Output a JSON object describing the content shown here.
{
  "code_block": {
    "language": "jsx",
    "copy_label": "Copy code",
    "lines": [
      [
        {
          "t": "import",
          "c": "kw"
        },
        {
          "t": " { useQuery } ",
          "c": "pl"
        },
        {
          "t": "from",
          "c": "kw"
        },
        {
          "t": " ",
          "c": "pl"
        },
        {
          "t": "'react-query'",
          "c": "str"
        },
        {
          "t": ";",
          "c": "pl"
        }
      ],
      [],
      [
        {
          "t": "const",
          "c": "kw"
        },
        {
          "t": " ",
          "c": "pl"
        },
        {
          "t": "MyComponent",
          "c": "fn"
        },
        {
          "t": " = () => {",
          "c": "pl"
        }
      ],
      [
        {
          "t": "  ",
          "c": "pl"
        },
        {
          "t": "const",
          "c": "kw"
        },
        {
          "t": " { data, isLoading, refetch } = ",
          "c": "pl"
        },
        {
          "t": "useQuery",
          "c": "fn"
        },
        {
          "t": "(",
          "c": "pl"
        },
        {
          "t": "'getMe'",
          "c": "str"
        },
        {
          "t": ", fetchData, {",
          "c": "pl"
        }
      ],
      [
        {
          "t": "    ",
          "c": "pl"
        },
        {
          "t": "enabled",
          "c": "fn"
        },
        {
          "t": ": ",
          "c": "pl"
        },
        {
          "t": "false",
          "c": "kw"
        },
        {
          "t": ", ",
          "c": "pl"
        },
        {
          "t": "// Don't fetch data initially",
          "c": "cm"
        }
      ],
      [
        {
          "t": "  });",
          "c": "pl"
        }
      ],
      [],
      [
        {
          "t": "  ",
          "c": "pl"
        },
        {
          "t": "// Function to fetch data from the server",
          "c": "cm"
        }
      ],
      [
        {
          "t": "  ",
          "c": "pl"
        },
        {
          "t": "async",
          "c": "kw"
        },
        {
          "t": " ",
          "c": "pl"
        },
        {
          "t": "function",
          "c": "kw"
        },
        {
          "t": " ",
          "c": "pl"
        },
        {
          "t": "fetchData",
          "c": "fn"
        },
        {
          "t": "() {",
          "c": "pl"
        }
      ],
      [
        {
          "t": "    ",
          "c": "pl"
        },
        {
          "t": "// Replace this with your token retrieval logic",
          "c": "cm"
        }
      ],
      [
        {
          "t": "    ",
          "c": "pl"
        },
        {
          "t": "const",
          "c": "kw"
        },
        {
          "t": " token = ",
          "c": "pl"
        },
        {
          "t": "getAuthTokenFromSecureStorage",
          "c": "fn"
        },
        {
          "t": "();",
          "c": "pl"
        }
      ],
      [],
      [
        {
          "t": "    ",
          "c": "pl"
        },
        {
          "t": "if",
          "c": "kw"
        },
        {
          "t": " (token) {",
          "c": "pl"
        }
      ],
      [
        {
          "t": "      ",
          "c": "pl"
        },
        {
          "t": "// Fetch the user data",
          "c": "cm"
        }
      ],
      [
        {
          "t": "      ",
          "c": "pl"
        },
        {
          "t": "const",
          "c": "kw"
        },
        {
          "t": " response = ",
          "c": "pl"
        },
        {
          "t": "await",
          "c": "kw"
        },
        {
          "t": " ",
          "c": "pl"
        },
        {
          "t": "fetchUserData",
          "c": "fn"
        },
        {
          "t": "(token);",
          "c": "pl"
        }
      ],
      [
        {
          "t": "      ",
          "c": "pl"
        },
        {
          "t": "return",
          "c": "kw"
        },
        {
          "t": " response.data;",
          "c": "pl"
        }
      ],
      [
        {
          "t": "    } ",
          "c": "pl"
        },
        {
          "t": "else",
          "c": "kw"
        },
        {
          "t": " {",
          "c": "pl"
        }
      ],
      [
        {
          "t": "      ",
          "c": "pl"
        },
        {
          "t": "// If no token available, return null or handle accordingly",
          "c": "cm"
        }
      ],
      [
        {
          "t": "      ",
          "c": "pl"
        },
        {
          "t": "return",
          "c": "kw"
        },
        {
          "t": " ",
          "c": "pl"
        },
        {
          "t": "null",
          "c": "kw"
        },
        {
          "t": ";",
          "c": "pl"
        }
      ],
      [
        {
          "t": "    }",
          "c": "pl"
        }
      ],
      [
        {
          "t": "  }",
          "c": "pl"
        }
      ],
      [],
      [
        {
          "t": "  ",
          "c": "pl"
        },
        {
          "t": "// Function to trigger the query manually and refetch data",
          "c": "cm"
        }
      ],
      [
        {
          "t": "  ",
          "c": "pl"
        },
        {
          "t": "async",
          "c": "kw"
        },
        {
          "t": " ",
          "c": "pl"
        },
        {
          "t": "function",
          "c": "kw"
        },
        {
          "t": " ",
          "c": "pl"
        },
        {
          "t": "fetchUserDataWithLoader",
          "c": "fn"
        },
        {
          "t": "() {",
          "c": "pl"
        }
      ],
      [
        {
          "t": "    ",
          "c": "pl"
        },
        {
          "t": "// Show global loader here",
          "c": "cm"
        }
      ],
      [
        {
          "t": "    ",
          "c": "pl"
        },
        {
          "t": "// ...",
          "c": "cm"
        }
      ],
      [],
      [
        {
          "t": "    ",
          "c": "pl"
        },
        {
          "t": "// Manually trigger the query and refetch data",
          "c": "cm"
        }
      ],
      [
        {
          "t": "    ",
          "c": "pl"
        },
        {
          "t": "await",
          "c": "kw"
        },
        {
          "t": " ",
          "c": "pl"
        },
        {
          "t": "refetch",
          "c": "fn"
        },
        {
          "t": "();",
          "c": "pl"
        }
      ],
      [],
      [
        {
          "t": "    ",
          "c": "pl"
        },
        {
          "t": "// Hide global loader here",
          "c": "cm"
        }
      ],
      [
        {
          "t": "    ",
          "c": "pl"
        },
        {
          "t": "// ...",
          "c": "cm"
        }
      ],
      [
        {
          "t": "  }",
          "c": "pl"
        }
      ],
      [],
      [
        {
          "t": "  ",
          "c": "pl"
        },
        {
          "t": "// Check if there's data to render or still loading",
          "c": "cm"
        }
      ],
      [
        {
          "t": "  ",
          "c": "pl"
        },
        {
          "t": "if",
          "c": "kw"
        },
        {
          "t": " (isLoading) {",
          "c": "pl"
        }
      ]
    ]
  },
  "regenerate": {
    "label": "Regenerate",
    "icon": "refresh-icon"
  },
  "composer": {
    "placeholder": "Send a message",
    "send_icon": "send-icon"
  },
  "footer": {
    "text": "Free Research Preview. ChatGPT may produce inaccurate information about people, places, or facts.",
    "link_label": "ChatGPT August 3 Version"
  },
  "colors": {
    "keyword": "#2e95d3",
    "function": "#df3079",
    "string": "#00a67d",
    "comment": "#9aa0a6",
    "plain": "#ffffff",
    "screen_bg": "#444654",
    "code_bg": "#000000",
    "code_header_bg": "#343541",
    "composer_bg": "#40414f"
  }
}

• _INSTRUCTIONS TO FOLLOW_
Return each entry from above without altering a single character.

• _ANSWER TO THIS EXERCISE_
Output a JSON object describing the content shown here.
{
  "code_block": {
    "language": "jsx",
    "copy_label": "Copy code",
    "lines": [
      [
        {
          "t": "import",
          "c": "kw"
        },
        {
          "t": " { useQuery } ",
          "c": "pl"
        },
        {
          "t": "from",
          "c": "kw"
        },
        {
          "t": " ",
          "c": "pl"
        },
        {
          "t": "'react-query'",
          "c": "str"
        },
        {
          "t": ";",
          "c": "pl"
        }
      ],
      [],
      [
        {
          "t": "const",
          "c": "kw"
        },
        {
          "t": " ",
          "c": "pl"
        },
        {
          "t": "MyComponent",
          "c": "fn"
        },
        {
          "t": " = () => {",
          "c": "pl"
        }
      ],
      [
        {
          "t": "  ",
          "c": "pl"
        },
        {
          "t": "const",
          "c": "kw"
        },
        {
          "t": " { data, isLoading, refetch } = ",
          "c": "pl"
        },
        {
          "t": "useQuery",
          "c": "fn"
        },
        {
          "t": "(",
          "c": "pl"
        },
        {
          "t": "'getMe'",
          "c": "str"
        },
        {
          "t": ", fetchData, {",
          "c": "pl"
        }
      ],
      [
        {
          "t": "    ",
          "c": "pl"
        },
        {
          "t": "enabled",
          "c": "fn"
        },
        {
          "t": ": ",
          "c": "pl"
        },
        {
          "t": "false",
          "c": "kw"
        },
        {
          "t": ", ",
          "c": "pl"
        },
        {
          "t": "// Don't fetch data initially",
          "c": "cm"
        }
      ],
      [
        {
          "t": "  });",
          "c": "pl"
        }
      ],
      [],
      [
        {
          "t": "  ",
          "c": "pl"
        },
        {
          "t": "// Function to fetch data from the server",
          "c": "cm"
        }
      ],
      [
        {
          "t": "  ",
          "c": "pl"
        },
        {
          "t": "async",
          "c": "kw"
        },
        {
          "t": " ",
          "c": "pl"
        },
        {
          "t": "function",
          "c": "kw"
        },
        {
          "t": " ",
          "c": "pl"
        },
        {
          "t": "fetchData",
          "c": "fn"
        },
        {
          "t": "() {",
          "c": "pl"
        }
      ],
      [
        {
          "t": "    ",
          "c": "pl"
        },
        {
          "t": "// Replace this with your token retrieval logic",
          "c": "cm"
        }
      ],
      [
        {
          "t": "    ",
          "c": "pl"
        },
        {
          "t": "const",
          "c": "kw"
        },
        {
          "t": " token = ",
          "c": "pl"
        },
        {
          "t": "getAuthTokenFromSecureStorage",
          "c": "fn"
        },
        {
          "t": "();",
          "c": "pl"
        }
      ],
      [],
      [
        {
          "t": "    ",
          "c": "pl"
        },
        {
          "t": "if",
          "c": "kw"
        },
        {
          "t": " (token) {",
          "c": "pl"
        }
      ],
      [
        {
          "t": "      ",
          "c": "pl"
        },
        {
          "t": "// Fetch the user data",
          "c": "cm"
        }
      ],
      [
        {
          "t": "      ",
          "c": "pl"
        },
        {
          "t": "const",
          "c": "kw"
        },
        {
          "t": " response = ",
          "c": "pl"
        },
        {
          "t": "await",
          "c": "kw"
        },
        {
          "t": " ",
          "c": "pl"
        },
        {
          "t": "fetchUserData",
          "c": "fn"
        },
        {
          "t": "(token);",
          "c": "pl"
        }
      ],
      [
        {
          "t": "      ",
          "c": "pl"
        },
        {
          "t": "return",
          "c": "kw"
        },
        {
          "t": " response.data;",
          "c": "pl"
        }
      ],
      [
        {
          "t": "    } ",
          "c": "pl"
        },
        {
          "t": "else",
          "c": "kw"
        },
        {
          "t": " {",
          "c": "pl"
        }
      ],
      [
        {
          "t": "      ",
          "c": "pl"
        },
        {
          "t": "// If no token available, return null or handle accordingly",
          "c": "cm"
        }
      ],
      [
        {
          "t": "      ",
          "c": "pl"
        },
        {
          "t": "return",
          "c": "kw"
        },
        {
          "t": " ",
          "c": "pl"
        },
        {
          "t": "null",
          "c": "kw"
        },
        {
          "t": ";",
          "c": "pl"
        }
      ],
      [
        {
          "t": "    }",
          "c": "pl"
        }
      ],
      [
        {
          "t": "  }",
          "c": "pl"
        }
      ],
      [],
      [
        {
          "t": "  ",
          "c": "pl"
        },
        {
          "t": "// Function to trigger the query manually and refetch data",
          "c": "cm"
        }
      ],
      [
        {
          "t": "  ",
          "c": "pl"
        },
        {
          "t": "async",
          "c": "kw"
        },
        {
          "t": " ",
          "c": "pl"
        },
        {
          "t": "function",
          "c": "kw"
        },
        {
          "t": " ",
          "c": "pl"
        },
        {
          "t": "fetchUserDataWithLoader",
          "c": "fn"
        },
        {
          "t": "() {",
          "c": "pl"
        }
      ],
      [
        {
          "t": "    ",
          "c": "pl"
        },
        {
          "t": "// Show global loader here",
          "c": "cm"
        }
      ],
      [
        {
          "t": "    ",
          "c": "pl"
        },
        {
          "t": "// ...",
          "c": "cm"
        }
      ],
      [],
      [
        {
          "t": "    ",
          "c": "pl"
        },
        {
          "t": "// Manually trigger the query and refetch data",
          "c": "cm"
        }
      ],
      [
        {
          "t": "    ",
          "c": "pl"
        },
        {
          "t": "await",
          "c": "kw"
        },
        {
          "t": " ",
          "c": "pl"
        },
        {
          "t": "refetch",
          "c": "fn"
        },
        {
          "t": "();",
          "c": "pl"
        }
      ],
      [],
      [
        {
          "t": "    ",
          "c": "pl"
        },
        {
          "t": "// Hide global loader here",
          "c": "cm"
        }
      ],
      [
        {
          "t": "    ",
          "c": "pl"
        },
        {
          "t": "// ...",
          "c": "cm"
        }
      ],
      [
        {
          "t": "  }",
          "c": "pl"
        }
      ],
      [],
      [
        {
          "t": "  ",
          "c": "pl"
        },
        {
          "t": "// Check if there's data to render or still loading",
          "c": "cm"
        }
      ],
      [
        {
          "t": "  ",
          "c": "pl"
        },
        {
          "t": "if",
          "c": "kw"
        },
        {
          "t": " (isLoading) {",
          "c": "pl"
        }
      ]
    ]
  },
  "regenerate": {
    "label": "Regenerate",
    "icon": "refresh-icon"
  },
  "composer": {
    "placeholder": "Send a message",
    "send_icon": "send-icon"
  },
  "footer": {
    "text": "Free Research Preview. ChatGPT may produce inaccurate information about people, places, or facts.",
    "link_label": "ChatGPT August 3 Version"
  },
  "colors": {
    "keyword": "#2e95d3",
    "function": "#df3079",
    "string": "#00a67d",
    "comment": "#9aa0a6",
    "plain": "#ffffff",
    "screen_bg": "#444654",
    "code_bg": "#000000",
    "code_header_bg": "#343541",
    "composer_bg": "#40414f"
  }
}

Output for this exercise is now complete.